§ Task details
Take every line from the material that has the word "Título" in it.

§ Data for the task
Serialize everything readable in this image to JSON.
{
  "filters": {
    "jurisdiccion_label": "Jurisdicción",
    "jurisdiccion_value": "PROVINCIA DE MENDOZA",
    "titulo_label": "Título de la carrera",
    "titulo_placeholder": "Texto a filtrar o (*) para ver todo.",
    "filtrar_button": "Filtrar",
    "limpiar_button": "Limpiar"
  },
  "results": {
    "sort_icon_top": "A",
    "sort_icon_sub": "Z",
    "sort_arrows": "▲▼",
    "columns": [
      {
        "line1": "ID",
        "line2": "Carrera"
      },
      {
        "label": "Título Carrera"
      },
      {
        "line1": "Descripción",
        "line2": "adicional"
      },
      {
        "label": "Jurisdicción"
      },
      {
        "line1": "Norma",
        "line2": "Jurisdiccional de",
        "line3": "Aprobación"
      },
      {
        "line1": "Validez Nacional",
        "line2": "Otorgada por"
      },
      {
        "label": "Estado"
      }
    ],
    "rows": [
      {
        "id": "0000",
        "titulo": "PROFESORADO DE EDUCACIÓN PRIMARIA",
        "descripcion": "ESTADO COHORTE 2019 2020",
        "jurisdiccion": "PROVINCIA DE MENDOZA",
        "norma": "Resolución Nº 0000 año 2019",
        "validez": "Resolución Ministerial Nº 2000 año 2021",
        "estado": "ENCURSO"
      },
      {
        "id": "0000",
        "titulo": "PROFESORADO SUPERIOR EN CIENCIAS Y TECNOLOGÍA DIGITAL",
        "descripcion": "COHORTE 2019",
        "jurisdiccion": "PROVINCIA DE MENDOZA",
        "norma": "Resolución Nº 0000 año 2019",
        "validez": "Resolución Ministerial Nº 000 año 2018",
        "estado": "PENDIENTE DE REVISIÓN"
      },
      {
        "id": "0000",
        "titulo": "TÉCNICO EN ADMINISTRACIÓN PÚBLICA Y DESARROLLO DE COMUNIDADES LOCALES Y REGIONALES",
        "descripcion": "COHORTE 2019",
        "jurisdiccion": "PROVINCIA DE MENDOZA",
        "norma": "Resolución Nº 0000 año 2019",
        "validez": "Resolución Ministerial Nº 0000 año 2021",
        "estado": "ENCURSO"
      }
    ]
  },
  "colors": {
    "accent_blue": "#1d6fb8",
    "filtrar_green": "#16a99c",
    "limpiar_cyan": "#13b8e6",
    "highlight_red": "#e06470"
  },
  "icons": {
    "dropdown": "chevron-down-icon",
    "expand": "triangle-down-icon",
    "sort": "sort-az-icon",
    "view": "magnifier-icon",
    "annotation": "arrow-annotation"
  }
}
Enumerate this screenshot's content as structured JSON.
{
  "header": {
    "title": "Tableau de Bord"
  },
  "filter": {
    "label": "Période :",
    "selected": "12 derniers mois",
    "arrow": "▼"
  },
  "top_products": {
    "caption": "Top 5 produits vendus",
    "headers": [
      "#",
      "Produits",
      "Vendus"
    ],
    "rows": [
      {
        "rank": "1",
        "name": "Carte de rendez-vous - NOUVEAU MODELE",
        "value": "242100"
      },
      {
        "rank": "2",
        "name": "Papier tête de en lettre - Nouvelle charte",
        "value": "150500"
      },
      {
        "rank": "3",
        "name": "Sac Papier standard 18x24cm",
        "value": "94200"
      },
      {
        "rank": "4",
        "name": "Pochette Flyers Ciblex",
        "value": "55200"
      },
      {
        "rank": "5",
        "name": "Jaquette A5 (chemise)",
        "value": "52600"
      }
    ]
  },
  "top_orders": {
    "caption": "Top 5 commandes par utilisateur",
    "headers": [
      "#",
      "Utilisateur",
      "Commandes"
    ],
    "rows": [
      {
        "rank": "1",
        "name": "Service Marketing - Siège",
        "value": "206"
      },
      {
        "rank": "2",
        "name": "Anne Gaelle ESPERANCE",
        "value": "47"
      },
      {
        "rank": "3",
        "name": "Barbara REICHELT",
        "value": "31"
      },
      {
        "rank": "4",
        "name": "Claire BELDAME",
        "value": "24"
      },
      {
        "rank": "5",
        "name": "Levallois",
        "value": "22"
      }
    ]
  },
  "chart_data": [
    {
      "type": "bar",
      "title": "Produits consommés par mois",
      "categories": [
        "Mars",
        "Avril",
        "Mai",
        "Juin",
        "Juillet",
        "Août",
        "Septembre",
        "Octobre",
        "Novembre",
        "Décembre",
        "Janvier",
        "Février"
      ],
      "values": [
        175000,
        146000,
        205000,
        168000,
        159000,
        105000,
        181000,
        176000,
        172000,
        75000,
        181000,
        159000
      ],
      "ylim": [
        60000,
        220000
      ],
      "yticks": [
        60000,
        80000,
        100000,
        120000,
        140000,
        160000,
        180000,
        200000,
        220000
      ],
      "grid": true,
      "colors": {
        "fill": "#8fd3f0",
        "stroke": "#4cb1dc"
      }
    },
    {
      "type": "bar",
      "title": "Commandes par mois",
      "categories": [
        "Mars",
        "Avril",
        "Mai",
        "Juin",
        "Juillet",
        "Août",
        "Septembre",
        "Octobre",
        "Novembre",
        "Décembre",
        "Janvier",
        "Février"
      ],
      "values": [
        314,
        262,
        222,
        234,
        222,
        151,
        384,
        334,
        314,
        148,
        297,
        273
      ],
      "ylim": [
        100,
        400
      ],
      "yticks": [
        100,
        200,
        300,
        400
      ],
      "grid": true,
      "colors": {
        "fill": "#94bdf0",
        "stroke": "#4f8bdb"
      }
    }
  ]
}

§ Full output
    "titulo_label": "Título de la carrera",
        "label": "Título Carrera"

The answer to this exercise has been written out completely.